DATASET:
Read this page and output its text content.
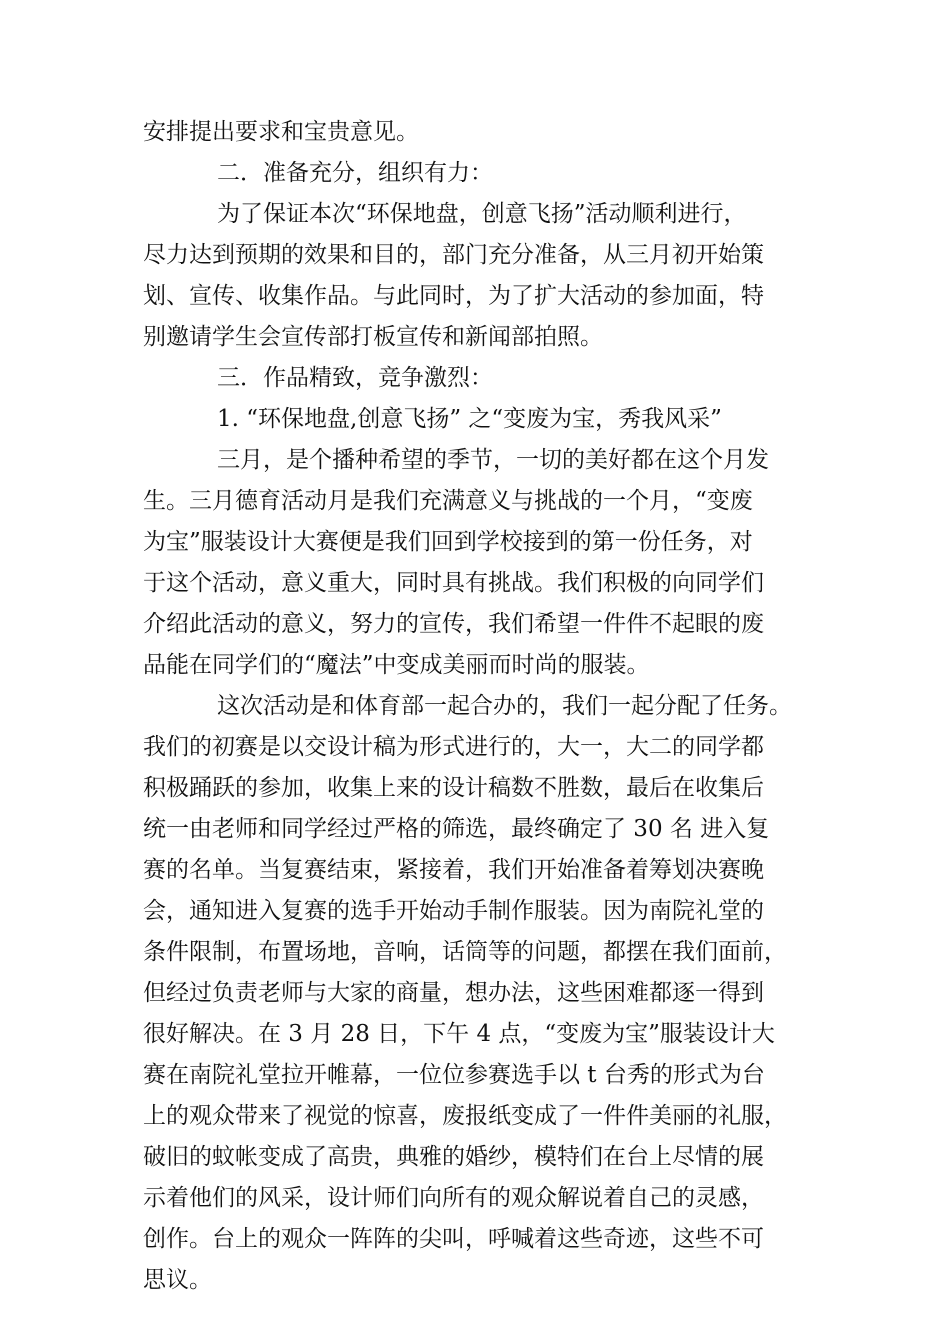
安排提出要求和宝贵意见。
二．准备充分，组织有力：
为了保证本次“环保地盘，创意飞扬”活动顺利进行，
尽力达到预期的效果和目的，部门充分准备，从三月初开始策
划、宣传、收集作品。与此同时，为了扩大活动的参加面，特
别邀请学生会宣传部打板宣传和新闻部拍照。
三．作品精致，竞争激烈：
1. “环保地盘,创意飞扬” 之“变废为宝，秀我风采”
三月，是个播种希望的季节，一切的美好都在这个月发
生。三月德育活动月是我们充满意义与挑战的一个月，“变废
为宝”服装设计大赛便是我们回到学校接到的第一份任务，对
于这个活动，意义重大，同时具有挑战。我们积极的向同学们
介绍此活动的意义，努力的宣传，我们希望一件件不起眼的废
品能在同学们的“魔法”中变成美丽而时尚的服装。
这次活动是和体育部一起合办的，我们一起分配了任务。
我们的初赛是以交设计稿为形式进行的，大一，大二的同学都
积极踊跃的参加，收集上来的设计稿数不胜数，最后在收集后
统一由老师和同学经过严格的筛选，最终确定了 30 名 进入复
赛的名单。当复赛结束，紧接着，我们开始准备着筹划决赛晚
会，通知进入复赛的选手开始动手制作服装。因为南院礼堂的
条件限制，布置场地，音响，话筒等的问题，都摆在我们面前，
但经过负责老师与大家的商量，想办法，这些困难都逐一得到
很好解决。在 3 月 28 日，下午 4 点，“变废为宝”服装设计大
赛在南院礼堂拉开帷幕，一位位参赛选手以 t 台秀的形式为台
上的观众带来了视觉的惊喜，废报纸变成了一件件美丽的礼服，
破旧的蚊帐变成了高贵，典雅的婚纱，模特们在台上尽情的展
示着他们的风采，设计师们向所有的观众解说着自己的灵感，
创作。台上的观众一阵阵的尖叫，呼喊着这些奇迹，这些不可
思议。
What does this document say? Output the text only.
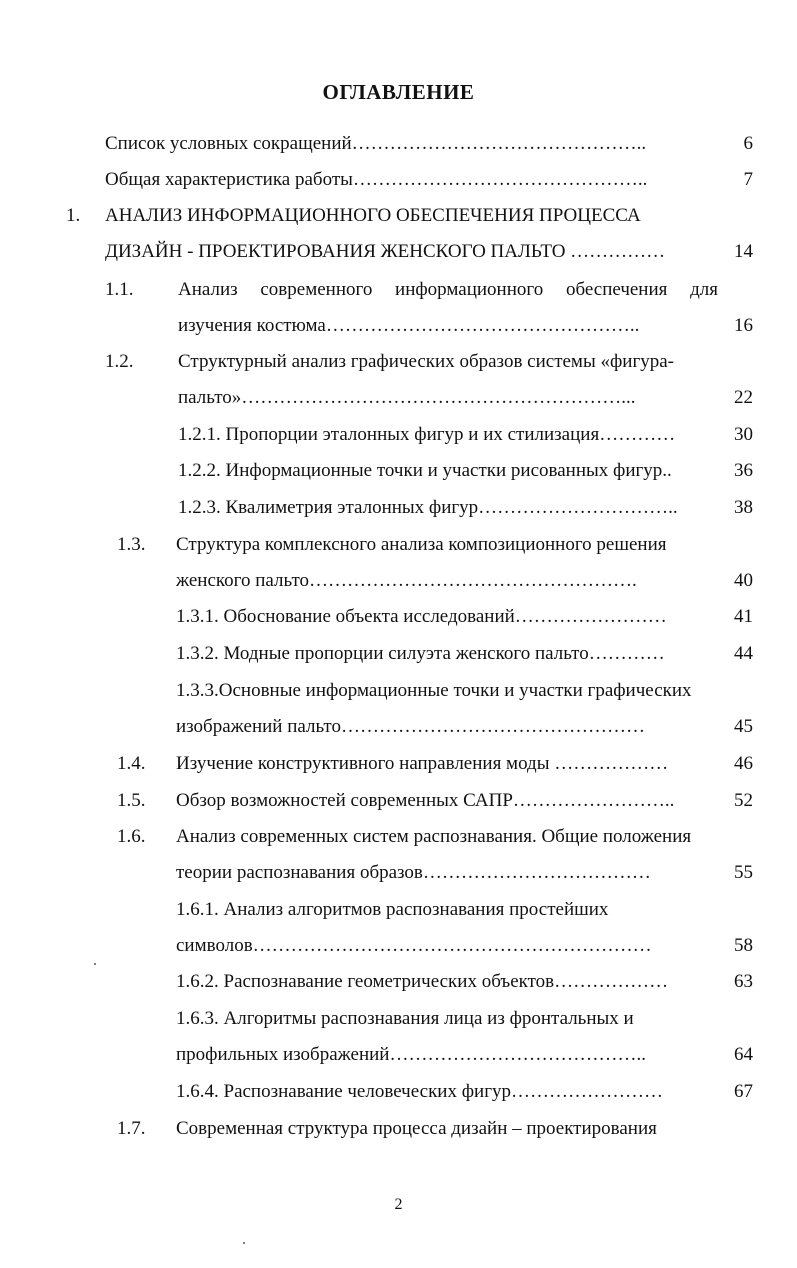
ОГЛАВЛЕНИЕ
Список условных сокращений………………………………………..	6
Общая характеристика работы………………………………………..	7
1. АНАЛИЗ ИНФОРМАЦИОННОГО ОБЕСПЕЧЕНИЯ ПРОЦЕССА
ДИЗАЙН - ПРОЕКТИРОВАНИЯ ЖЕНСКОГО ПАЛЬТО ……………	14
1.1. Анализ современного информационного обеспечения для
изучения костюма…………………………………………..	16
1.2. Структурный анализ графических образов системы «фигура-
пальто»……………………………………………………...	22
1.2.1. Пропорции эталонных фигур и их стилизация…………	30
1.2.2. Информационные точки и участки рисованных фигур..	36
1.2.3. Квалиметрия эталонных фигур…………………………..	38
1.3. Структура комплексного анализа композиционного решения
женского пальто…………………………………………….	40
1.3.1. Обоснование объекта исследований……………………	41
1.3.2. Модные пропорции силуэта женского пальто…………	44
1.3.3.Основные информационные точки и участки графических
изображений пальто…………………………………………	45
1.4. Изучение конструктивного направления моды ………………	46
1.5. Обзор возможностей современных САПР……………………..	52
1.6. Анализ современных систем распознавания. Общие положения
теории распознавания образов………………………………	55
1.6.1. Анализ алгоритмов распознавания простейших
символов………………………………………………………	58
1.6.2. Распознавание геометрических объектов………………	63
1.6.3. Алгоритмы распознавания лица из фронтальных и
профильных изображений…………………………………..	64
1.6.4. Распознавание человеческих фигур……………………	67
1.7. Современная структура процесса дизайн – проектирования
2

AIM:
Which lines of the data above contain "变废为宝"? Copy each one.

TASK OUTPUT:
1. “环保地盘,创意飞扬” 之“变废为宝，秀我风采”
很好解决。在 3 月 28 日，下午 4 点，“变废为宝”服装设计大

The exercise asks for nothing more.